(Dataset entries)
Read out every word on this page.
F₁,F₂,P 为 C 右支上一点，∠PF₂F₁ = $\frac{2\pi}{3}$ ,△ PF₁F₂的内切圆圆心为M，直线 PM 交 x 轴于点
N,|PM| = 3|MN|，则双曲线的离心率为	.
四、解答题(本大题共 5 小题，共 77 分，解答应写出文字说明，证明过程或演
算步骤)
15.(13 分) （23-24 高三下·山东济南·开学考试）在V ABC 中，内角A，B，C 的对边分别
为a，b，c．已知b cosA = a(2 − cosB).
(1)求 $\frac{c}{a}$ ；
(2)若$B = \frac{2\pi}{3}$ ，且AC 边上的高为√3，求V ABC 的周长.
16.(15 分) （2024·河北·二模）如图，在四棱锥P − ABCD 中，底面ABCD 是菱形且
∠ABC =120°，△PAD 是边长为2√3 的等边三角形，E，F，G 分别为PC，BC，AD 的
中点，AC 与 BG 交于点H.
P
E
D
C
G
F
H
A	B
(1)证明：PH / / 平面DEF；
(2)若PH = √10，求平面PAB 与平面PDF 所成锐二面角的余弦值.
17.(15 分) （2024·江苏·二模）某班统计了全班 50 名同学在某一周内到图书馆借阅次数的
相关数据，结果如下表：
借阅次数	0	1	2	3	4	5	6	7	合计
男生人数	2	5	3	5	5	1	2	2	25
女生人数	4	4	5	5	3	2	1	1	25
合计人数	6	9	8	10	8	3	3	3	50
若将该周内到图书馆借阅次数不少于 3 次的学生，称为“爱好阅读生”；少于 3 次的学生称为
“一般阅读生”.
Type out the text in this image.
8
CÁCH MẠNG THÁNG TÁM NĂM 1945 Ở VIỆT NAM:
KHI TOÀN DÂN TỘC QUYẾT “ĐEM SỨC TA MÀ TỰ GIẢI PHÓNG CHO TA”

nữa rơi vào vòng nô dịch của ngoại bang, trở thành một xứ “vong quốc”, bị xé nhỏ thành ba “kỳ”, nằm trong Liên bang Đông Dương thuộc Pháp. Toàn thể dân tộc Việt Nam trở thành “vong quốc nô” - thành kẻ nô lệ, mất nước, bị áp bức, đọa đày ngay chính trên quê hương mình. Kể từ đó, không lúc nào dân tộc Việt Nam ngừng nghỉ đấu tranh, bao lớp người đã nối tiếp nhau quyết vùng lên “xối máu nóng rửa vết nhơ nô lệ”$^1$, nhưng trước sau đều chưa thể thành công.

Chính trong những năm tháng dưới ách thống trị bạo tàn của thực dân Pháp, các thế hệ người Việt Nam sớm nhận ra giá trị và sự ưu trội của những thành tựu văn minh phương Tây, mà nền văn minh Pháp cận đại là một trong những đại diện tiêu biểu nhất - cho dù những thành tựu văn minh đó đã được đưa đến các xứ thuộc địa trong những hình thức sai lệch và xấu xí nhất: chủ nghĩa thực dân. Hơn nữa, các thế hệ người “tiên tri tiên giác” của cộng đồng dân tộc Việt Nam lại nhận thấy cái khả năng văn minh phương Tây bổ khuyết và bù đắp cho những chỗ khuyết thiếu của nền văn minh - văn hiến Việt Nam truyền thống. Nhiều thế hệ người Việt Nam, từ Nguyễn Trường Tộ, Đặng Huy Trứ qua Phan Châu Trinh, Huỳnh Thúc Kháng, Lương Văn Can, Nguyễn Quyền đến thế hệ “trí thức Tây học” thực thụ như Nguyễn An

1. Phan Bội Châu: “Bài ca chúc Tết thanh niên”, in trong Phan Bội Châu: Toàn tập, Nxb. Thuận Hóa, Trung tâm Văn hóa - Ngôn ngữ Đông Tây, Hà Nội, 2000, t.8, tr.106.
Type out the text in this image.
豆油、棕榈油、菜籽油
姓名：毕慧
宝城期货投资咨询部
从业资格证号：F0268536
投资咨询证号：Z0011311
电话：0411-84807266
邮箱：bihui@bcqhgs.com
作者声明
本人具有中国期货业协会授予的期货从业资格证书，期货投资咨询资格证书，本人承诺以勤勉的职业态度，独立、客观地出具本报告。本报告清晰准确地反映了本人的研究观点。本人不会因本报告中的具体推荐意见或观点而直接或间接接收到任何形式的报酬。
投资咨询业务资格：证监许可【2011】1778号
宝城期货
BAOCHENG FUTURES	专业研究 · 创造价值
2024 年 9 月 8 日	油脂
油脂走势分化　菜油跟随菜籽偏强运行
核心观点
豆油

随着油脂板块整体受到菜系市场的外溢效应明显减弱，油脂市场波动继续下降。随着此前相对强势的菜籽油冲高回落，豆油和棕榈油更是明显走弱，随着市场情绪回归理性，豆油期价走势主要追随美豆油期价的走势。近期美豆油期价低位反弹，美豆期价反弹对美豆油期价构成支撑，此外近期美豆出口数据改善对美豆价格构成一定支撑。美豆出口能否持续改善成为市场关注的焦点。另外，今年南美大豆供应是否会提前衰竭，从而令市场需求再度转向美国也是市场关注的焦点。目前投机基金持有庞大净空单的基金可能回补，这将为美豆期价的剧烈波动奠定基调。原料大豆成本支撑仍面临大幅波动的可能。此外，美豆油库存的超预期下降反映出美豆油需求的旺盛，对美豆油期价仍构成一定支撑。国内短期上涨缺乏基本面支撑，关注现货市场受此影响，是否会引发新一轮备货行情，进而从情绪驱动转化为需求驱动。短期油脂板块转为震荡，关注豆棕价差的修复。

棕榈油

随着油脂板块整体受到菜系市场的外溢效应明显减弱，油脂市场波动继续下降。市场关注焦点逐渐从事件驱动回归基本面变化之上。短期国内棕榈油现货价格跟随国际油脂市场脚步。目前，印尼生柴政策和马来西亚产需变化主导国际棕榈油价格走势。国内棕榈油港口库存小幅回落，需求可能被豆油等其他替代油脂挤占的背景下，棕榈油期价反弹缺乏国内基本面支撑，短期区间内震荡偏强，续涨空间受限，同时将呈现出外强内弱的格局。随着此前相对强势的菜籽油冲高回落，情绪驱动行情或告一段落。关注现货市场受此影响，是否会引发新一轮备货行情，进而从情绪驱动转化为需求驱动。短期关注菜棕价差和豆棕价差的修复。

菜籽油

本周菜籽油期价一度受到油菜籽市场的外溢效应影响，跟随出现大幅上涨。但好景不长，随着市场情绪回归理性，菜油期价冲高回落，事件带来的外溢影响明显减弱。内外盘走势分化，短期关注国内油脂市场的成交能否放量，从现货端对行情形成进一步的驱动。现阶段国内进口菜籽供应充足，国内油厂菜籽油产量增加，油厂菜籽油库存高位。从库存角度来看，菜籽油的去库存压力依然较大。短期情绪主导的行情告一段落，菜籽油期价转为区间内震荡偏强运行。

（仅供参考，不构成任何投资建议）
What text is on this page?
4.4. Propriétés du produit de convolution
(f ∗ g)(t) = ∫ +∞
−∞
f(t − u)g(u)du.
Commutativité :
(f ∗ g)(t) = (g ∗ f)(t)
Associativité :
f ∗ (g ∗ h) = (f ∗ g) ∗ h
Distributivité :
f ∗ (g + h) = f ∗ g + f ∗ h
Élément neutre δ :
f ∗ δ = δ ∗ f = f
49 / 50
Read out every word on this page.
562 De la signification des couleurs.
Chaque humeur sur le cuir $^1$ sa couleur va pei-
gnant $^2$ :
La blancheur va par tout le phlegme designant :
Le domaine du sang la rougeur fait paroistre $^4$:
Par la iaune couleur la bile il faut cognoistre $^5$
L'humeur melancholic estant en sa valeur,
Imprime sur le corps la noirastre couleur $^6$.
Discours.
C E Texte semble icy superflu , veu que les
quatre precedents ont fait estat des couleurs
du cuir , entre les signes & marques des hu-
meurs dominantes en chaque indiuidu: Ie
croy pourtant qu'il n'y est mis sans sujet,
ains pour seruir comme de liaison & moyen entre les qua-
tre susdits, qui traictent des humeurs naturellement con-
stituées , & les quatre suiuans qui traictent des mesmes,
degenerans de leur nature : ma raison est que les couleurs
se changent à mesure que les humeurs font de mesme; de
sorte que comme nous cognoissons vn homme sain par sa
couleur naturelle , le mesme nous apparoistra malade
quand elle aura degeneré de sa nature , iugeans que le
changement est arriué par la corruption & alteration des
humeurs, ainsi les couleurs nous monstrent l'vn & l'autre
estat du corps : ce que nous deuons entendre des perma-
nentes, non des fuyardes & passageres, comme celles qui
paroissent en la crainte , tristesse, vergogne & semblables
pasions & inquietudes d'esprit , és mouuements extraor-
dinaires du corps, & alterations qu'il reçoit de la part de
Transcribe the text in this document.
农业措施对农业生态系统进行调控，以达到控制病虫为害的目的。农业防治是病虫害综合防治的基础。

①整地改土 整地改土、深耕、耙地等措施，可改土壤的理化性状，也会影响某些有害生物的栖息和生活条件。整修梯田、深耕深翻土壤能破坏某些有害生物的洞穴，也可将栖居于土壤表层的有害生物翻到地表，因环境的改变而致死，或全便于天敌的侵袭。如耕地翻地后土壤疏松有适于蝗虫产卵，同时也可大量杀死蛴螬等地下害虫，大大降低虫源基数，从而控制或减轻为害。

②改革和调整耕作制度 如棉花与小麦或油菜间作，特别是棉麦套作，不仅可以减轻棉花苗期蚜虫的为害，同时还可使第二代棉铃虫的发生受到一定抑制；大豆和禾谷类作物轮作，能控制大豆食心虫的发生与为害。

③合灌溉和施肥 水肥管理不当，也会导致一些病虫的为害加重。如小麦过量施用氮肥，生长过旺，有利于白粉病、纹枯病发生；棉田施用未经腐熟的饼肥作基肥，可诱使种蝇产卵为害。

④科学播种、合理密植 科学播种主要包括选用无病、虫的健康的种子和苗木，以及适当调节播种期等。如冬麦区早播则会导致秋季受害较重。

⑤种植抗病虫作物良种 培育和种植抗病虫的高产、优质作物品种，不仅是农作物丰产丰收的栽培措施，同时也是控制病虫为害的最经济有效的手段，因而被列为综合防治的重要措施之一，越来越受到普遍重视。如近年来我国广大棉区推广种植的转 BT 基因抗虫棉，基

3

» Short problem:
Count how many lines in the data above hold the string "cuir", and give the number with no other words.

» Result below:
2